Dataset records
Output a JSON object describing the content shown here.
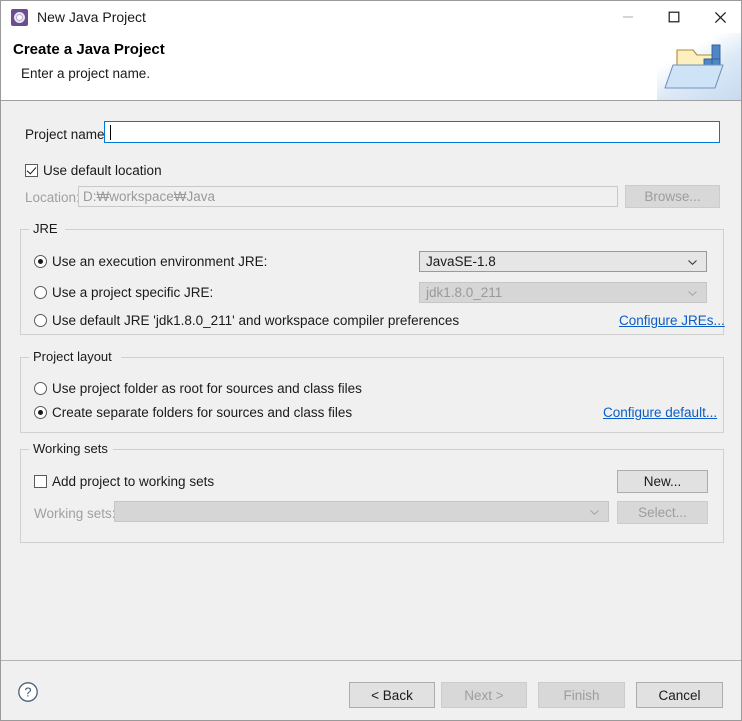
{
  "window": {
    "title": "New Java Project",
    "icon": "eclipse-wizard-icon",
    "controls": {
      "minimize": "minimize-icon",
      "maximize": "maximize-icon",
      "close": "close-icon"
    }
  },
  "banner": {
    "title": "Create a Java Project",
    "subtitle": "Enter a project name.",
    "artwork": "java-project-folder-icon"
  },
  "project": {
    "name_label": "Project name:",
    "name_value": "",
    "name_placeholder": "",
    "use_default_location_label": "Use default location",
    "use_default_location_checked": true,
    "location_label": "Location:",
    "location_value": "D:₩workspace₩Java",
    "browse_label": "Browse..."
  },
  "jre": {
    "group_label": "JRE",
    "option_execution_env": "Use an execution environment JRE:",
    "option_project_specific": "Use a project specific JRE:",
    "option_default_jre": "Use default JRE 'jdk1.8.0_211' and workspace compiler preferences",
    "selected": "execution_env",
    "execution_env_value": "JavaSE-1.8",
    "project_specific_value": "jdk1.8.0_211",
    "configure_link": "Configure JREs..."
  },
  "project_layout": {
    "group_label": "Project layout",
    "option_root": "Use project folder as root for sources and class files",
    "option_separate": "Create separate folders for sources and class files",
    "selected": "separate",
    "configure_link": "Configure default..."
  },
  "working_sets": {
    "group_label": "Working sets",
    "add_checkbox_label": "Add project to working sets",
    "add_checked": false,
    "working_sets_label": "Working sets:",
    "working_sets_value": "",
    "new_label": "New...",
    "select_label": "Select..."
  },
  "footer": {
    "help": "help-icon",
    "back_label": "< Back",
    "next_label": "Next >",
    "finish_label": "Finish",
    "cancel_label": "Cancel",
    "back_enabled": true,
    "next_enabled": false,
    "finish_enabled": false,
    "cancel_enabled": true
  },
  "colors": {
    "dialog_bg": "#f0f0f0",
    "header_bg": "#ffffff",
    "link": "#0b5ec7",
    "focus_border": "#0078d7",
    "title_icon": "#6b4e8e"
  }
}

### STATED EXERCISE:
Repeat each entry exactly as it appears; skip any picture.

### PROBLEM SOLUTION:
Output a JSON object describing the content shown here.
{
  "window": {
    "title": "New Java Project",
    "icon": "eclipse-wizard-icon",
    "controls": {
      "minimize": "minimize-icon",
      "maximize": "maximize-icon",
      "close": "close-icon"
    }
  },
  "banner": {
    "title": "Create a Java Project",
    "subtitle": "Enter a project name.",
    "artwork": "java-project-folder-icon"
  },
  "project": {
    "name_label": "Project name:",
    "name_value": "",
    "name_placeholder": "",
    "use_default_location_label": "Use default location",
    "use_default_location_checked": true,
    "location_label": "Location:",
    "location_value": "D:₩workspace₩Java",
    "browse_label": "Browse..."
  },
  "jre": {
    "group_label": "JRE",
    "option_execution_env": "Use an execution environment JRE:",
    "option_project_specific": "Use a project specific JRE:",
    "option_default_jre": "Use default JRE 'jdk1.8.0_211' and workspace compiler preferences",
    "selected": "execution_env",
    "execution_env_value": "JavaSE-1.8",
    "project_specific_value": "jdk1.8.0_211",
    "configure_link": "Configure JREs..."
  },
  "project_layout": {
    "group_label": "Project layout",
    "option_root": "Use project folder as root for sources and class files",
    "option_separate": "Create separate folders for sources and class files",
    "selected": "separate",
    "configure_link": "Configure default..."
  },
  "working_sets": {
    "group_label": "Working sets",
    "add_checkbox_label": "Add project to working sets",
    "add_checked": false,
    "working_sets_label": "Working sets:",
    "working_sets_value": "",
    "new_label": "New...",
    "select_label": "Select..."
  },
  "footer": {
    "help": "help-icon",
    "back_label": "< Back",
    "next_label": "Next >",
    "finish_label": "Finish",
    "cancel_label": "Cancel",
    "back_enabled": true,
    "next_enabled": false,
    "finish_enabled": false,
    "cancel_enabled": true
  },
  "colors": {
    "dialog_bg": "#f0f0f0",
    "header_bg": "#ffffff",
    "link": "#0b5ec7",
    "focus_border": "#0078d7",
    "title_icon": "#6b4e8e"
  }
}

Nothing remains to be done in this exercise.